Items from a data source:
....
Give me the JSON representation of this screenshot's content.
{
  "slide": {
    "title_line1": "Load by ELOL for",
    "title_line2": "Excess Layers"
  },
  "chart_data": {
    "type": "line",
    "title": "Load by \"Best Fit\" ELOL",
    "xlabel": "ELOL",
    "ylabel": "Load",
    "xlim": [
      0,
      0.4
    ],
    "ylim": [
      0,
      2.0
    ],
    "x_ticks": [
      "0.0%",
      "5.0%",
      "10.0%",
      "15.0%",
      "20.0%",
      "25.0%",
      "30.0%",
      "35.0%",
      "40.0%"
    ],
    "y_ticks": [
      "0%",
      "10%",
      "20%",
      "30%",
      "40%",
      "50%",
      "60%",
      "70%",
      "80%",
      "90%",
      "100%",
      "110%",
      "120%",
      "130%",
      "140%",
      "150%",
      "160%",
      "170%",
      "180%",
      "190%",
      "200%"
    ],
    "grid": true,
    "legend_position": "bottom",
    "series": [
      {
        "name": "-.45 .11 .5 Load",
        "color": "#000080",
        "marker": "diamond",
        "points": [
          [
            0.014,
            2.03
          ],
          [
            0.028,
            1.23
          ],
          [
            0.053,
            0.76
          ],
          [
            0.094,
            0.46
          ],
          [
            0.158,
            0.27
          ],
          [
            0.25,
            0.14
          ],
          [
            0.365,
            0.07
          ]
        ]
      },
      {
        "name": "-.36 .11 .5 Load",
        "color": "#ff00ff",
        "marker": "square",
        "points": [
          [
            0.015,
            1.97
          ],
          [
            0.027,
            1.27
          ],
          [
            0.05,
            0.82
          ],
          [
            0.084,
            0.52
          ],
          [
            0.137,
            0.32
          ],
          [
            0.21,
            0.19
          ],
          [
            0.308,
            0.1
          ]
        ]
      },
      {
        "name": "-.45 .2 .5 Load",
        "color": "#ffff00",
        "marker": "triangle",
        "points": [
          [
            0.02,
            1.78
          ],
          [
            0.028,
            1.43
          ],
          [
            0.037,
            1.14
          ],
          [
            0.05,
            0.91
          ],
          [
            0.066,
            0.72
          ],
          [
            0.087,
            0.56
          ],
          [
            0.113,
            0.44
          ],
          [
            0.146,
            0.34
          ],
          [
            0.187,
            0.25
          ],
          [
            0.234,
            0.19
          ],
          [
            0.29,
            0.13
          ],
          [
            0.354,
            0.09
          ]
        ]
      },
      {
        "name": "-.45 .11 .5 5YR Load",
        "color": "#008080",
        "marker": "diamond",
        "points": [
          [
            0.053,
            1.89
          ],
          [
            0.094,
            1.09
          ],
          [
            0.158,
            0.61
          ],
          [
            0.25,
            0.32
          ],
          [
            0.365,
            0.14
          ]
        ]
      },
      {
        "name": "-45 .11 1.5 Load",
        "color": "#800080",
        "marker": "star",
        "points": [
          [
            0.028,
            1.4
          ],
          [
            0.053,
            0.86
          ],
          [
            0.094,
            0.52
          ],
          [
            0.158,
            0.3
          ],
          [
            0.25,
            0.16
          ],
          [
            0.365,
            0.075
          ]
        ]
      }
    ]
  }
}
....
- **Problem description**
Identify each line containing the string "ELOL" and copy it out.

- **The output**
    "title_line1": "Load by ELOL for",
    "title": "Load by \"Best Fit\" ELOL",
    "xlabel": "ELOL",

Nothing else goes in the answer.